EXERCISE AIM —
Exclude images, then output the remaining data verbatim.

_ _ _ _

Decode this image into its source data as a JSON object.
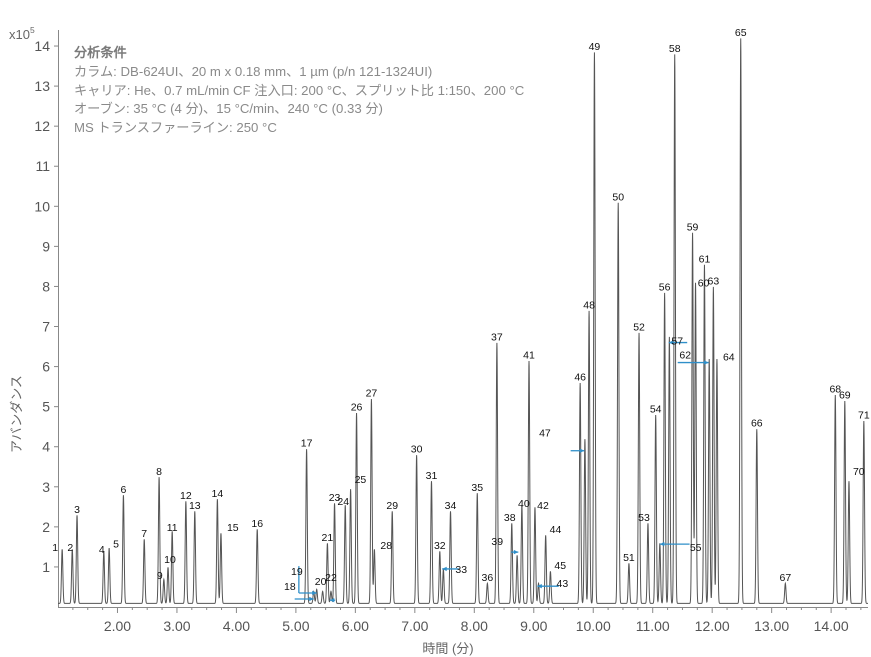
{
  "chart_data": {
    "type": "line",
    "y_exponent_label": "x10",
    "y_exponent": "5",
    "xlabel": "時間 (分)",
    "ylabel": "アバンダンス",
    "xlim": [
      1.0,
      14.62
    ],
    "ylim": [
      0,
      14.4
    ],
    "x_ticks": [
      2.0,
      3.0,
      4.0,
      5.0,
      6.0,
      7.0,
      8.0,
      9.0,
      10.0,
      11.0,
      12.0,
      13.0,
      14.0
    ],
    "x_tick_labels": [
      "2.00",
      "3.00",
      "4.00",
      "5.00",
      "6.00",
      "7.00",
      "8.00",
      "9.00",
      "10.00",
      "11.00",
      "12.00",
      "13.00",
      "14.00"
    ],
    "y_ticks": [
      1,
      2,
      3,
      4,
      5,
      6,
      7,
      8,
      9,
      10,
      11,
      12,
      13,
      14
    ],
    "y_tick_labels": [
      "1",
      "2",
      "3",
      "4",
      "5",
      "6",
      "7",
      "8",
      "9",
      "10",
      "11",
      "12",
      "13",
      "14"
    ],
    "line_color": "#555555",
    "arrow_color": "#2f8fc9",
    "conditions": {
      "title": "分析条件",
      "lines": [
        "カラム: DB-624UI、20 m x 0.18 mm、1 µm (p/n 121-1324UI)",
        "キャリア: He、0.7 mL/min CF 注入口: 200 °C、スプリット比 1:150、200 °C",
        "オーブン: 35 °C (4 分)、15 °C/min、240 °C (0.33 分)",
        "MS トランスファーライン: 250 °C"
      ]
    },
    "peaks": [
      {
        "label": "1",
        "rt": 1.07,
        "height": 1.35
      },
      {
        "label": "2",
        "rt": 1.24,
        "height": 1.35
      },
      {
        "label": "3",
        "rt": 1.32,
        "height": 2.2
      },
      {
        "label": "4",
        "rt": 1.77,
        "height": 1.3
      },
      {
        "label": "5",
        "rt": 1.86,
        "height": 1.38
      },
      {
        "label": "6",
        "rt": 2.1,
        "height": 2.7
      },
      {
        "label": "7",
        "rt": 2.45,
        "height": 1.6
      },
      {
        "label": "8",
        "rt": 2.7,
        "height": 3.15
      },
      {
        "label": "9",
        "rt": 2.78,
        "height": 0.6
      },
      {
        "label": "10",
        "rt": 2.85,
        "height": 0.9
      },
      {
        "label": "11",
        "rt": 2.92,
        "height": 1.8
      },
      {
        "label": "12",
        "rt": 3.15,
        "height": 2.55
      },
      {
        "label": "13",
        "rt": 3.3,
        "height": 2.3
      },
      {
        "label": "14",
        "rt": 3.68,
        "height": 2.6
      },
      {
        "label": "15",
        "rt": 3.74,
        "height": 1.75
      },
      {
        "label": "16",
        "rt": 4.35,
        "height": 1.85
      },
      {
        "label": "17",
        "rt": 5.18,
        "height": 3.85
      },
      {
        "label": "18",
        "rt": 5.3,
        "height": 0.3
      },
      {
        "label": "19",
        "rt": 5.35,
        "height": 0.35
      },
      {
        "label": "20",
        "rt": 5.45,
        "height": 0.3
      },
      {
        "label": "21",
        "rt": 5.53,
        "height": 1.5
      },
      {
        "label": "22",
        "rt": 5.59,
        "height": 0.3
      },
      {
        "label": "23",
        "rt": 5.65,
        "height": 2.5
      },
      {
        "label": "24",
        "rt": 5.83,
        "height": 2.45
      },
      {
        "label": "25",
        "rt": 5.92,
        "height": 2.85
      },
      {
        "label": "26",
        "rt": 6.02,
        "height": 4.75
      },
      {
        "label": "27",
        "rt": 6.27,
        "height": 5.1
      },
      {
        "label": "28",
        "rt": 6.32,
        "height": 1.35
      },
      {
        "label": "29",
        "rt": 6.62,
        "height": 2.3
      },
      {
        "label": "30",
        "rt": 7.03,
        "height": 3.7
      },
      {
        "label": "31",
        "rt": 7.28,
        "height": 3.05
      },
      {
        "label": "32",
        "rt": 7.42,
        "height": 1.3
      },
      {
        "label": "33",
        "rt": 7.48,
        "height": 0.85
      },
      {
        "label": "34",
        "rt": 7.6,
        "height": 2.3
      },
      {
        "label": "35",
        "rt": 8.05,
        "height": 2.75
      },
      {
        "label": "36",
        "rt": 8.22,
        "height": 0.5
      },
      {
        "label": "37",
        "rt": 8.38,
        "height": 6.5
      },
      {
        "label": "38",
        "rt": 8.63,
        "height": 2.0
      },
      {
        "label": "39",
        "rt": 8.72,
        "height": 1.2
      },
      {
        "label": "40",
        "rt": 8.8,
        "height": 2.45
      },
      {
        "label": "41",
        "rt": 8.92,
        "height": 6.05
      },
      {
        "label": "42",
        "rt": 9.02,
        "height": 2.4
      },
      {
        "label": "43",
        "rt": 9.08,
        "height": 0.5
      },
      {
        "label": "44",
        "rt": 9.2,
        "height": 1.7
      },
      {
        "label": "45",
        "rt": 9.28,
        "height": 0.8
      },
      {
        "label": "46",
        "rt": 9.78,
        "height": 5.5
      },
      {
        "label": "47",
        "rt": 9.86,
        "height": 4.1
      },
      {
        "label": "48",
        "rt": 9.93,
        "height": 7.3
      },
      {
        "label": "49",
        "rt": 10.02,
        "height": 13.75
      },
      {
        "label": "50",
        "rt": 10.42,
        "height": 10.0
      },
      {
        "label": "51",
        "rt": 10.6,
        "height": 1.0
      },
      {
        "label": "52",
        "rt": 10.77,
        "height": 6.75
      },
      {
        "label": "53",
        "rt": 10.92,
        "height": 2.0
      },
      {
        "label": "54",
        "rt": 11.05,
        "height": 4.7
      },
      {
        "label": "55",
        "rt": 11.12,
        "height": 1.5
      },
      {
        "label": "56",
        "rt": 11.2,
        "height": 7.75
      },
      {
        "label": "57",
        "rt": 11.28,
        "height": 6.65
      },
      {
        "label": "58",
        "rt": 11.37,
        "height": 13.7
      },
      {
        "label": "59",
        "rt": 11.67,
        "height": 9.25
      },
      {
        "label": "60",
        "rt": 11.72,
        "height": 8.0
      },
      {
        "label": "61",
        "rt": 11.87,
        "height": 8.45
      },
      {
        "label": "62",
        "rt": 11.95,
        "height": 6.1
      },
      {
        "label": "63",
        "rt": 12.02,
        "height": 7.9
      },
      {
        "label": "64",
        "rt": 12.08,
        "height": 6.1
      },
      {
        "label": "65",
        "rt": 12.48,
        "height": 14.1
      },
      {
        "label": "66",
        "rt": 12.75,
        "height": 4.35
      },
      {
        "label": "67",
        "rt": 13.23,
        "height": 0.5
      },
      {
        "label": "68",
        "rt": 14.07,
        "height": 5.2
      },
      {
        "label": "69",
        "rt": 14.23,
        "height": 5.05
      },
      {
        "label": "70",
        "rt": 14.3,
        "height": 3.05
      },
      {
        "label": "71",
        "rt": 14.55,
        "height": 4.55
      }
    ]
  }
}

_ _ _ _

OUTPUT OF THE TASK —
Decode this image into its source data as a JSON object.
{
  "chart_data": {
    "type": "line",
    "y_exponent_label": "x10",
    "y_exponent": "5",
    "xlabel": "時間 (分)",
    "ylabel": "アバンダンス",
    "xlim": [
      1.0,
      14.62
    ],
    "ylim": [
      0,
      14.4
    ],
    "x_ticks": [
      2.0,
      3.0,
      4.0,
      5.0,
      6.0,
      7.0,
      8.0,
      9.0,
      10.0,
      11.0,
      12.0,
      13.0,
      14.0
    ],
    "x_tick_labels": [
      "2.00",
      "3.00",
      "4.00",
      "5.00",
      "6.00",
      "7.00",
      "8.00",
      "9.00",
      "10.00",
      "11.00",
      "12.00",
      "13.00",
      "14.00"
    ],
    "y_ticks": [
      1,
      2,
      3,
      4,
      5,
      6,
      7,
      8,
      9,
      10,
      11,
      12,
      13,
      14
    ],
    "y_tick_labels": [
      "1",
      "2",
      "3",
      "4",
      "5",
      "6",
      "7",
      "8",
      "9",
      "10",
      "11",
      "12",
      "13",
      "14"
    ],
    "line_color": "#555555",
    "arrow_color": "#2f8fc9",
    "conditions": {
      "title": "分析条件",
      "lines": [
        "カラム: DB-624UI、20 m x 0.18 mm、1 µm (p/n 121-1324UI)",
        "キャリア: He、0.7 mL/min CF 注入口: 200 °C、スプリット比 1:150、200 °C",
        "オーブン: 35 °C (4 分)、15 °C/min、240 °C (0.33 分)",
        "MS トランスファーライン: 250 °C"
      ]
    },
    "peaks": [
      {
        "label": "1",
        "rt": 1.07,
        "height": 1.35
      },
      {
        "label": "2",
        "rt": 1.24,
        "height": 1.35
      },
      {
        "label": "3",
        "rt": 1.32,
        "height": 2.2
      },
      {
        "label": "4",
        "rt": 1.77,
        "height": 1.3
      },
      {
        "label": "5",
        "rt": 1.86,
        "height": 1.38
      },
      {
        "label": "6",
        "rt": 2.1,
        "height": 2.7
      },
      {
        "label": "7",
        "rt": 2.45,
        "height": 1.6
      },
      {
        "label": "8",
        "rt": 2.7,
        "height": 3.15
      },
      {
        "label": "9",
        "rt": 2.78,
        "height": 0.6
      },
      {
        "label": "10",
        "rt": 2.85,
        "height": 0.9
      },
      {
        "label": "11",
        "rt": 2.92,
        "height": 1.8
      },
      {
        "label": "12",
        "rt": 3.15,
        "height": 2.55
      },
      {
        "label": "13",
        "rt": 3.3,
        "height": 2.3
      },
      {
        "label": "14",
        "rt": 3.68,
        "height": 2.6
      },
      {
        "label": "15",
        "rt": 3.74,
        "height": 1.75
      },
      {
        "label": "16",
        "rt": 4.35,
        "height": 1.85
      },
      {
        "label": "17",
        "rt": 5.18,
        "height": 3.85
      },
      {
        "label": "18",
        "rt": 5.3,
        "height": 0.3
      },
      {
        "label": "19",
        "rt": 5.35,
        "height": 0.35
      },
      {
        "label": "20",
        "rt": 5.45,
        "height": 0.3
      },
      {
        "label": "21",
        "rt": 5.53,
        "height": 1.5
      },
      {
        "label": "22",
        "rt": 5.59,
        "height": 0.3
      },
      {
        "label": "23",
        "rt": 5.65,
        "height": 2.5
      },
      {
        "label": "24",
        "rt": 5.83,
        "height": 2.45
      },
      {
        "label": "25",
        "rt": 5.92,
        "height": 2.85
      },
      {
        "label": "26",
        "rt": 6.02,
        "height": 4.75
      },
      {
        "label": "27",
        "rt": 6.27,
        "height": 5.1
      },
      {
        "label": "28",
        "rt": 6.32,
        "height": 1.35
      },
      {
        "label": "29",
        "rt": 6.62,
        "height": 2.3
      },
      {
        "label": "30",
        "rt": 7.03,
        "height": 3.7
      },
      {
        "label": "31",
        "rt": 7.28,
        "height": 3.05
      },
      {
        "label": "32",
        "rt": 7.42,
        "height": 1.3
      },
      {
        "label": "33",
        "rt": 7.48,
        "height": 0.85
      },
      {
        "label": "34",
        "rt": 7.6,
        "height": 2.3
      },
      {
        "label": "35",
        "rt": 8.05,
        "height": 2.75
      },
      {
        "label": "36",
        "rt": 8.22,
        "height": 0.5
      },
      {
        "label": "37",
        "rt": 8.38,
        "height": 6.5
      },
      {
        "label": "38",
        "rt": 8.63,
        "height": 2.0
      },
      {
        "label": "39",
        "rt": 8.72,
        "height": 1.2
      },
      {
        "label": "40",
        "rt": 8.8,
        "height": 2.45
      },
      {
        "label": "41",
        "rt": 8.92,
        "height": 6.05
      },
      {
        "label": "42",
        "rt": 9.02,
        "height": 2.4
      },
      {
        "label": "43",
        "rt": 9.08,
        "height": 0.5
      },
      {
        "label": "44",
        "rt": 9.2,
        "height": 1.7
      },
      {
        "label": "45",
        "rt": 9.28,
        "height": 0.8
      },
      {
        "label": "46",
        "rt": 9.78,
        "height": 5.5
      },
      {
        "label": "47",
        "rt": 9.86,
        "height": 4.1
      },
      {
        "label": "48",
        "rt": 9.93,
        "height": 7.3
      },
      {
        "label": "49",
        "rt": 10.02,
        "height": 13.75
      },
      {
        "label": "50",
        "rt": 10.42,
        "height": 10.0
      },
      {
        "label": "51",
        "rt": 10.6,
        "height": 1.0
      },
      {
        "label": "52",
        "rt": 10.77,
        "height": 6.75
      },
      {
        "label": "53",
        "rt": 10.92,
        "height": 2.0
      },
      {
        "label": "54",
        "rt": 11.05,
        "height": 4.7
      },
      {
        "label": "55",
        "rt": 11.12,
        "height": 1.5
      },
      {
        "label": "56",
        "rt": 11.2,
        "height": 7.75
      },
      {
        "label": "57",
        "rt": 11.28,
        "height": 6.65
      },
      {
        "label": "58",
        "rt": 11.37,
        "height": 13.7
      },
      {
        "label": "59",
        "rt": 11.67,
        "height": 9.25
      },
      {
        "label": "60",
        "rt": 11.72,
        "height": 8.0
      },
      {
        "label": "61",
        "rt": 11.87,
        "height": 8.45
      },
      {
        "label": "62",
        "rt": 11.95,
        "height": 6.1
      },
      {
        "label": "63",
        "rt": 12.02,
        "height": 7.9
      },
      {
        "label": "64",
        "rt": 12.08,
        "height": 6.1
      },
      {
        "label": "65",
        "rt": 12.48,
        "height": 14.1
      },
      {
        "label": "66",
        "rt": 12.75,
        "height": 4.35
      },
      {
        "label": "67",
        "rt": 13.23,
        "height": 0.5
      },
      {
        "label": "68",
        "rt": 14.07,
        "height": 5.2
      },
      {
        "label": "69",
        "rt": 14.23,
        "height": 5.05
      },
      {
        "label": "70",
        "rt": 14.3,
        "height": 3.05
      },
      {
        "label": "71",
        "rt": 14.55,
        "height": 4.55
      }
    ]
  }
}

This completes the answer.